Entries taken from a collection:
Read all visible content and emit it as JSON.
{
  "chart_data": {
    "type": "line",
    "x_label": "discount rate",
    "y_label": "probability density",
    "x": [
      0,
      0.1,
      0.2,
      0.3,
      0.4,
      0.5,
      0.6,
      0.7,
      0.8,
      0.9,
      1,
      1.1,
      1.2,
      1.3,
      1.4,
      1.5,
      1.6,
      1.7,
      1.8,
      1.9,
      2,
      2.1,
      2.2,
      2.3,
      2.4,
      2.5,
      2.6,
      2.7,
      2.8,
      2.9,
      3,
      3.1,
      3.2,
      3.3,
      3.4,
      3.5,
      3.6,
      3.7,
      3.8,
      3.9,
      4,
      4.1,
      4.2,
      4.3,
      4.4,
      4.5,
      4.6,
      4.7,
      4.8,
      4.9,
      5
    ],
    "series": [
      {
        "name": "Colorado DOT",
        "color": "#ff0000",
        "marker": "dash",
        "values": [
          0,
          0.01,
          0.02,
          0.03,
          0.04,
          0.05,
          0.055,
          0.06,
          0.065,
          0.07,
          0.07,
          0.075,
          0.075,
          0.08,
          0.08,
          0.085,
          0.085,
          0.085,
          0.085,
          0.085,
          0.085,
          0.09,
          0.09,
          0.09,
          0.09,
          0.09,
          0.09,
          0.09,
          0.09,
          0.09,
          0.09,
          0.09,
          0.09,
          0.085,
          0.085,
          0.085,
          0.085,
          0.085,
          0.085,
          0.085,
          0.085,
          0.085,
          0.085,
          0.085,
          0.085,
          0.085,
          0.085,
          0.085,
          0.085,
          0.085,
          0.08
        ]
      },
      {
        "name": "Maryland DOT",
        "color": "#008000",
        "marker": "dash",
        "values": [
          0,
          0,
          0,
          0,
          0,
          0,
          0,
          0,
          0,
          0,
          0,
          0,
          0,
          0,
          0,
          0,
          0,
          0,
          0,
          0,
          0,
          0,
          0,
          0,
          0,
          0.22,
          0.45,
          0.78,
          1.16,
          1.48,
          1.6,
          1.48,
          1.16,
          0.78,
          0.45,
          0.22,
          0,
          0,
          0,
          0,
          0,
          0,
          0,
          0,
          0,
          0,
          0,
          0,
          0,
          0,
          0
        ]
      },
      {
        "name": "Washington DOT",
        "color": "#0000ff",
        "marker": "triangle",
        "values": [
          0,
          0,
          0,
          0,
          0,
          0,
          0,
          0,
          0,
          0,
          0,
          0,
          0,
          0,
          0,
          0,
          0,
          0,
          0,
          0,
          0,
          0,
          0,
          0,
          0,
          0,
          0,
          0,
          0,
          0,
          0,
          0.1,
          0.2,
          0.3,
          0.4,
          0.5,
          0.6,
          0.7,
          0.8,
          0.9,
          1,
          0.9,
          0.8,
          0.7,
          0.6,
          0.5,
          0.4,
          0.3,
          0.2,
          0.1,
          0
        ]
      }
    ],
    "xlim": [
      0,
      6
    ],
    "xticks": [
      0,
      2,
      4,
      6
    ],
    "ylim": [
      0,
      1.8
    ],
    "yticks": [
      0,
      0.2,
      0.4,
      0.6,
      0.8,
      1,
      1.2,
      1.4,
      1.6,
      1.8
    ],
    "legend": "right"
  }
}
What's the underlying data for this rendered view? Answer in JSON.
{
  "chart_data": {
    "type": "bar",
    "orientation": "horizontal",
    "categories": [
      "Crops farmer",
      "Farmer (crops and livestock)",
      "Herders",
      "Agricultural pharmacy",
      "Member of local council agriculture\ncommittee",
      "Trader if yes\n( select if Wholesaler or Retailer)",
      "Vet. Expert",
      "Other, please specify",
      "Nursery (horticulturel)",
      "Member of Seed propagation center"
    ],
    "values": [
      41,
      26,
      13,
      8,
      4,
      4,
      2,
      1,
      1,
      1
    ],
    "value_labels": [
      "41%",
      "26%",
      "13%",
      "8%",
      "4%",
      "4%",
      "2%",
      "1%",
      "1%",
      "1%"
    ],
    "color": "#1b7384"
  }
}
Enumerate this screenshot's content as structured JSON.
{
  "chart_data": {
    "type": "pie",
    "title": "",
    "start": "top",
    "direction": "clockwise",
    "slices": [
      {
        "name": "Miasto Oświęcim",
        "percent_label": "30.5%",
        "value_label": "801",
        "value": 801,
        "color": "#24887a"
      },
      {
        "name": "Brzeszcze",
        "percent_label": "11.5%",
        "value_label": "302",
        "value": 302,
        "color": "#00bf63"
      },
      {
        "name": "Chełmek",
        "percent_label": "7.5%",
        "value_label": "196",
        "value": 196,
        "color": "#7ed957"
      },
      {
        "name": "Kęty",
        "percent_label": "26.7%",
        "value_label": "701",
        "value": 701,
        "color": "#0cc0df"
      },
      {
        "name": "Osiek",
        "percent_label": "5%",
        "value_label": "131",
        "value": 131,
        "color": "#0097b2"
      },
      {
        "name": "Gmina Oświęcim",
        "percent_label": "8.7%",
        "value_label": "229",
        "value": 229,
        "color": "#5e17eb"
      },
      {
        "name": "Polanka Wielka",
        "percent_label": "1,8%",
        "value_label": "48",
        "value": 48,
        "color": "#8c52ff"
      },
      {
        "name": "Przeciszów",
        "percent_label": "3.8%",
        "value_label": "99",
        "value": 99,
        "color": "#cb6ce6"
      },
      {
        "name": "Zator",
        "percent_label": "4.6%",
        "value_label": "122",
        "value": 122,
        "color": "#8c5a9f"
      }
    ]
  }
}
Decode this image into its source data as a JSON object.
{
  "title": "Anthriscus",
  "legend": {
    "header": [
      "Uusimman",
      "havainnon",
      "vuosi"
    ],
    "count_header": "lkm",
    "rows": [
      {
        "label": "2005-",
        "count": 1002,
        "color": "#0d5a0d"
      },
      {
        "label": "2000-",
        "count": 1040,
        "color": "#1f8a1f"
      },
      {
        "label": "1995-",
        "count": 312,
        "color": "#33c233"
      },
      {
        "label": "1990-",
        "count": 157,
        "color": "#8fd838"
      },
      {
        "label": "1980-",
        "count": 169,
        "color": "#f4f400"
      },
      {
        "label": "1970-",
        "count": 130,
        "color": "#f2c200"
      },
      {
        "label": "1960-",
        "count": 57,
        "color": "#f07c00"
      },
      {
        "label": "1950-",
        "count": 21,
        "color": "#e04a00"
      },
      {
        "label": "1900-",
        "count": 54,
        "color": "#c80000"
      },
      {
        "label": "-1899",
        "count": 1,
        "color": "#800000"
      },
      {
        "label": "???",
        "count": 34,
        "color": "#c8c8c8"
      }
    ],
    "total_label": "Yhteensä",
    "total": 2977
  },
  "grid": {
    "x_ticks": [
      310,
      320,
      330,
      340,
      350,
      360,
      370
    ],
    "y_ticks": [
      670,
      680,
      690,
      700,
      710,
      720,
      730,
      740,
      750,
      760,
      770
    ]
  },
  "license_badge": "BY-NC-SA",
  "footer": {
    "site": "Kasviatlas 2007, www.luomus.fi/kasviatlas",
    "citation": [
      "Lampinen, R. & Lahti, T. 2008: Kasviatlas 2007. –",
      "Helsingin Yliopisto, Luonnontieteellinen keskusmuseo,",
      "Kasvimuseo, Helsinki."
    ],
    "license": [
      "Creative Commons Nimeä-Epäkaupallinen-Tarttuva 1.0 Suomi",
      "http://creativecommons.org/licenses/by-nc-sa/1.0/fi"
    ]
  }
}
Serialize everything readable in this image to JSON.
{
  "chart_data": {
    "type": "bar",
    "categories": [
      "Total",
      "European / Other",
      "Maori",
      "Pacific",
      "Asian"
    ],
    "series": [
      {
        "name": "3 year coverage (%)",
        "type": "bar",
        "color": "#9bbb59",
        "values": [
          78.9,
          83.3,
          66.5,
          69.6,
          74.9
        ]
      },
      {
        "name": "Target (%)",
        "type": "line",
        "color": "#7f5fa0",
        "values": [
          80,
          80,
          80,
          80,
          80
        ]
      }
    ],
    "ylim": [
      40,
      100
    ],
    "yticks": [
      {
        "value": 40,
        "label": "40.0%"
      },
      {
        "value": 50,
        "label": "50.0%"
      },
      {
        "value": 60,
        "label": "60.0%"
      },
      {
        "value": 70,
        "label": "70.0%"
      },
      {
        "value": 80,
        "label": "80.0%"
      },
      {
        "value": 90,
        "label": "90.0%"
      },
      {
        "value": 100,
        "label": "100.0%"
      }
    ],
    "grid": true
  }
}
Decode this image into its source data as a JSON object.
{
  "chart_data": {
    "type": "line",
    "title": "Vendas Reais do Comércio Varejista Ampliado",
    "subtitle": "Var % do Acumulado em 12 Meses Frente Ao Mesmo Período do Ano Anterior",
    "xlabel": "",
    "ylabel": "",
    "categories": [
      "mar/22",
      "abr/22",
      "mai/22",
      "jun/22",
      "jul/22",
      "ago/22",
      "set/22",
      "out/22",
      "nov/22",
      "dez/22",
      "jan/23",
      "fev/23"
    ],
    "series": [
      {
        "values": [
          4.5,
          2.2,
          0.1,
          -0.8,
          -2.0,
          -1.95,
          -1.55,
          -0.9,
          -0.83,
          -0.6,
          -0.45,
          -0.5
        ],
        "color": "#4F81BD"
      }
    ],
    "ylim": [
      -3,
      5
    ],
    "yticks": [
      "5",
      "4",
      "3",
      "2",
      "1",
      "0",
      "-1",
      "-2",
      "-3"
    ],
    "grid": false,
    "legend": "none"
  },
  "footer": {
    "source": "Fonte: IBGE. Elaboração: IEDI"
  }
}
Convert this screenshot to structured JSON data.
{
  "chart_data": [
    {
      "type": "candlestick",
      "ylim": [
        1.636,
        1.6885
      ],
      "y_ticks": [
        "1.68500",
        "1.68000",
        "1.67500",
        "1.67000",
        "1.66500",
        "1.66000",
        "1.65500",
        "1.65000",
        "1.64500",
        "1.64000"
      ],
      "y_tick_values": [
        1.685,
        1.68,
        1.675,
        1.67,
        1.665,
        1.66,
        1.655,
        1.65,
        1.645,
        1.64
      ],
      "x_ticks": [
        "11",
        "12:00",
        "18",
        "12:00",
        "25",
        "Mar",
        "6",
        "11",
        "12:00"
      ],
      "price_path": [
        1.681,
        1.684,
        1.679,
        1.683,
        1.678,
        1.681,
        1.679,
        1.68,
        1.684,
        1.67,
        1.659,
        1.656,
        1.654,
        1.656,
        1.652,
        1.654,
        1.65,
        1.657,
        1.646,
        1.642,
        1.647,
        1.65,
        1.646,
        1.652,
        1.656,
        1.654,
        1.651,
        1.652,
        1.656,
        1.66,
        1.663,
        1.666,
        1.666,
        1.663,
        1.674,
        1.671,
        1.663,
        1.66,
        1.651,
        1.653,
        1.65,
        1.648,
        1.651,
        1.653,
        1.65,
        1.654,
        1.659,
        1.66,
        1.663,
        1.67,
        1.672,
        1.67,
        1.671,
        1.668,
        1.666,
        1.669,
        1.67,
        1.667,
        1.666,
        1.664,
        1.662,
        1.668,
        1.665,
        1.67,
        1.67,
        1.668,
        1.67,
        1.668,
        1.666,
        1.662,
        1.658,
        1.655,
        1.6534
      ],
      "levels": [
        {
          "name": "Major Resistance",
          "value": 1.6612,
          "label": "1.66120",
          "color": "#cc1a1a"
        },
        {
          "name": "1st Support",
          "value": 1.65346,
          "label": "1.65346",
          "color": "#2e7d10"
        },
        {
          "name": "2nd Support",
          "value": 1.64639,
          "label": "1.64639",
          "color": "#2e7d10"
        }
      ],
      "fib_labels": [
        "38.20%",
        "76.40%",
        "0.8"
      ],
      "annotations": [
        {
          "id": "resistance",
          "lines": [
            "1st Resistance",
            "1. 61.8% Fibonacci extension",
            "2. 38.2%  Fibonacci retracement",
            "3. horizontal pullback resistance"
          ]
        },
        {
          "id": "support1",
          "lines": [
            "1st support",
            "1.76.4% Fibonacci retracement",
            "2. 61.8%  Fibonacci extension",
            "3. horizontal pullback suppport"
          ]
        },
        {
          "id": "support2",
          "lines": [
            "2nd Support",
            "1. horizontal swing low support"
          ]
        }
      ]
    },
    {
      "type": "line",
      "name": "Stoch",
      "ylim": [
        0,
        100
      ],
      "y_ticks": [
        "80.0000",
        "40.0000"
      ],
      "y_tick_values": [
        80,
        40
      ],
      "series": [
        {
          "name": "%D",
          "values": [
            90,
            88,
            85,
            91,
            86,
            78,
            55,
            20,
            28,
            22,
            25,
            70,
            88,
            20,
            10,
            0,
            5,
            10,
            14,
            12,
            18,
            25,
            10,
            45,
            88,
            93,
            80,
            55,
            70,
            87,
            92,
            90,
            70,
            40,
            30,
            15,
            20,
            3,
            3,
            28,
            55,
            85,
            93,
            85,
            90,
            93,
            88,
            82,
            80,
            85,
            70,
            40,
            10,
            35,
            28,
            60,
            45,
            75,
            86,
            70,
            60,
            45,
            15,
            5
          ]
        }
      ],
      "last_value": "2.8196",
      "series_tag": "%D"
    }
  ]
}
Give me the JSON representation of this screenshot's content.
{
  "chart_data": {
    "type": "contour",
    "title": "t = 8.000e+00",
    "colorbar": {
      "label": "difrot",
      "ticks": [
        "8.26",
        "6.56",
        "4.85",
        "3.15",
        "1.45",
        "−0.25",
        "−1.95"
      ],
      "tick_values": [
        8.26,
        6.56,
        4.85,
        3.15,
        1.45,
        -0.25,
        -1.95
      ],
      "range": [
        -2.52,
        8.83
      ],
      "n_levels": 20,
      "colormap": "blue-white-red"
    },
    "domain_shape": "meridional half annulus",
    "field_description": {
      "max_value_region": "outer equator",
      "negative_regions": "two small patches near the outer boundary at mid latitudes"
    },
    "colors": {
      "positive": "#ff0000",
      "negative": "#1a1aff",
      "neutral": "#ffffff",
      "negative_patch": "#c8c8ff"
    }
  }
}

Task: Show every line in the records above that contains the word "pullback".

Finished answer:
            "3. horizontal pullback resistance"
            "3. horizontal pullback suppport"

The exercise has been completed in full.